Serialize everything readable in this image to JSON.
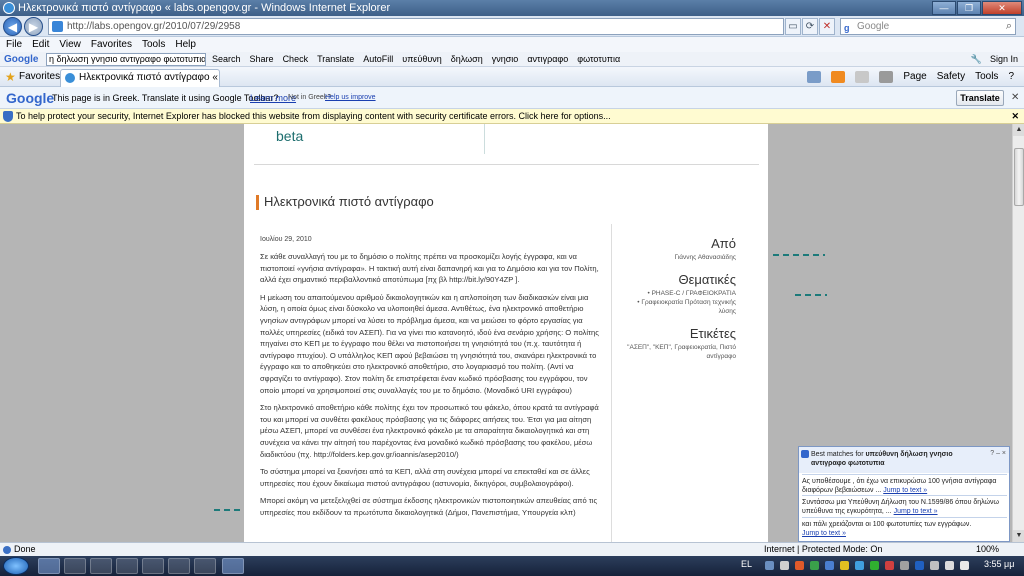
{
  "window": {
    "title": "Ηλεκτρονικά πιστό αντίγραφο « labs.opengov.gr - Windows Internet Explorer"
  },
  "address": {
    "url": "http://labs.opengov.gr/2010/07/29/2958"
  },
  "search_box": {
    "placeholder": "Google"
  },
  "menu": [
    "File",
    "Edit",
    "View",
    "Favorites",
    "Tools",
    "Help"
  ],
  "google_toolbar": {
    "logo": "Google",
    "query": "η δηλωση γνησιο αντιγραφο φωτοτυπια",
    "items": [
      "Search",
      "Share",
      "Check",
      "Translate",
      "AutoFill",
      "υπεύθυνη",
      "δηλωση",
      "γνησιο",
      "αντιγραφο",
      "φωτοτυπια"
    ],
    "sign_in": "Sign In"
  },
  "favorites_bar": {
    "favorites_label": "Favorites",
    "tab_title": "Ηλεκτρονικά πιστό αντίγραφο « labs...",
    "commands": [
      "Page",
      "Safety",
      "Tools"
    ]
  },
  "translate_bar": {
    "logo": "Google",
    "message": "This page is in Greek.  Translate it using Google Toolbar?",
    "learn_more": "Learn more",
    "not_greek": "Not in Greek?",
    "help_improve": "Help us improve",
    "button": "Translate"
  },
  "info_bar": {
    "text": "To help protect your security, Internet Explorer has blocked this website from displaying content with security certificate errors. Click here for options..."
  },
  "page": {
    "beta": "beta",
    "post_title": "Ηλεκτρονικά πιστό αντίγραφο",
    "date": "Ιουλίου 29, 2010",
    "paragraphs": [
      "Σε κάθε συναλλαγή του με το δημόσιο ο πολίτης πρέπει να προσκομίζει λογής έγγραφα, και να πιστοποιεί «γνήσια αντίγραφα». Η τακτική αυτή είναι δαπανηρή και για το Δημόσιο και για τον Πολίτη, αλλά έχει σημαντικό περιβαλλοντικό αποτύπωμα [πχ βλ http://bit.ly/90Y4ZP ].",
      "Η μείωση του απαιτούμενου αριθμού δικαιολογητικών και η απλοποίηση των διαδικασιών είναι μια λύση, η οποία όμως είναι δύσκολο να υλοποιηθεί άμεσα. Αντιθέτως, ένα ηλεκτρονικό αποθετήριο γνησίων αντιγράφων μπορεί να λύσει το πρόβλημα άμεσα, και να μειώσει το φόρτο εργασίας για πολλές υπηρεσίες (ειδικά τον ΑΣΕΠ). Για να γίνει πιο κατανοητό, ιδού ένα σενάριο χρήσης: Ο πολίτης πηγαίνει στο ΚΕΠ με το έγγραφο που θέλει να πιστοποιήσει τη γνησιότητά του (π.χ. ταυτότητα ή αντίγραφο πτυχίου). Ο υπάλληλος ΚΕΠ αφού βεβαιώσει τη γνησιότητά του, σκανάρει ηλεκτρονικά το έγγραφο και το αποθηκεύει στο ηλεκτρονικό αποθετήριο, στο λογαριασμό του πολίτη. (Αντί να σφραγίζει το αντίγραφο). Στον πολίτη δε επιστρέφεται έναν κωδικό πρόσβασης του εγγράφου, τον οποίο μπορεί να χρησιμοποιεί στις συναλλαγές του με το δημόσιο. (Μοναδικό URI εγγράφου)",
      "Στο ηλεκτρονικό αποθετήριο κάθε πολίτης έχει τον προσωπικό του φάκελο, όπου κρατά τα αντίγραφά του και μπορεί να συνθέτει φακέλους πρόσβασης για τις διάφορες αιτήσεις του. Έτσι για μια αίτηση μέσω ΑΣΕΠ, μπορεί να συνθέσει ένα ηλεκτρονικό φάκελο με τα απαραίτητα δικαιολογητικά και στη συνέχεια να κάνει την αίτησή του παρέχοντας ένα μοναδικό κωδικό πρόσβασης του φακέλου, μέσω διαδικτύου (πχ. http://folders.kep.gov.gr/ioannis/asep2010/)",
      "Το σύστημα μπορεί να ξεκινήσει από τα ΚΕΠ, αλλά στη συνέχεια μπορεί να επεκταθεί και σε άλλες υπηρεσίες που έχουν δικαίωμα πιστού αντιγράφου (αστυνομία, δικηγόροι, συμβολαιογράφοι).",
      "Μπορεί ακόμη να μετεξελιχθεί σε σύστημα έκδοσης ηλεκτρονικών πιστοποιητικών απευθείας από τις υπηρεσίες που εκδίδουν τα πρωτότυπα δικαιολογητικά (Δήμοι, Πανεπιστήμια, Υπουργεία κλπ)"
    ],
    "sidebar": {
      "from_heading": "Από",
      "author": "Γιάννης Αθανασιάδης",
      "topics_heading": "Θεματικές",
      "topics": [
        "PHASE-C / ΓΡΑΦΕΙΟΚΡΑΤΙΑ",
        "Γραφειοκρατία Πρόταση τεχνικής λύσης"
      ],
      "tags_heading": "Ετικέτες",
      "tags": "\"ΑΣΕΠ\", \"ΚΕΠ\", Γραφειοκρατία, Πιστό αντίγραφο"
    }
  },
  "best_matches": {
    "header_prefix": "Best matches for",
    "header_query": "υπεύθυνη δήλωση γνησιο αντιγραφο φωτοτυπια",
    "controls": "? – ×",
    "results": [
      {
        "text": "Ας υποθέσουμε , ότι έχω να επικυρώσω 100 γνήσια αντίγραφα διαφόρων βεβαιώσεων ...",
        "jump": "Jump to text »"
      },
      {
        "text": "Συντάσσω μια Υπεύθυνη Δήλωση του Ν.1599/86 όπου δηλώνω υπεύθυνα της εγκυρότητα, ...",
        "jump": "Jump to text »"
      },
      {
        "text": "και πάλι χρειάζονται οι 100 φωτοτυπίες των εγγράφων.",
        "jump": "Jump to text »"
      }
    ]
  },
  "status": {
    "text": "Done",
    "zone": "Internet | Protected Mode: On",
    "zoom": "100%"
  },
  "taskbar": {
    "language": "EL",
    "clock": "3:55 μμ"
  }
}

========================================================================

= PROBLEM =
Each line holding "κάθε" must be found and copied.

= EXERCISE SOLUTION =
      "Σε κάθε συναλλαγή του με το δημόσιο ο πολίτης πρέπει να προσκομίζει λογής έγγραφα, και να πιστοποιεί «γνήσια αντίγραφα». Η τακτική αυτή είναι δαπανηρή και για το Δημόσιο και για τον Πολίτη, αλλά έχει σημαντικό περιβαλλοντικό αποτύπωμα [πχ βλ http://bit.ly/90Y4ZP ].",
      "Στο ηλεκτρονικό αποθετήριο κάθε πολίτης έχει τον προσωπικό του φάκελο, όπου κρατά τα αντίγραφά του και μπορεί να συνθέτει φακέλους πρόσβασης για τις διάφορες αιτήσεις του. Έτσι για μια αίτηση μέσω ΑΣΕΠ, μπορεί να συνθέσει ένα ηλεκτρονικό φάκελο με τα απαραίτητα δικαιολογητικά και στη συνέχεια να κάνει την αίτησή του παρέχοντας ένα μοναδικό κωδικό πρόσβασης του φακέλου, μέσω διαδικτύου (πχ. http://folders.kep.gov.gr/ioannis/asep2010/)",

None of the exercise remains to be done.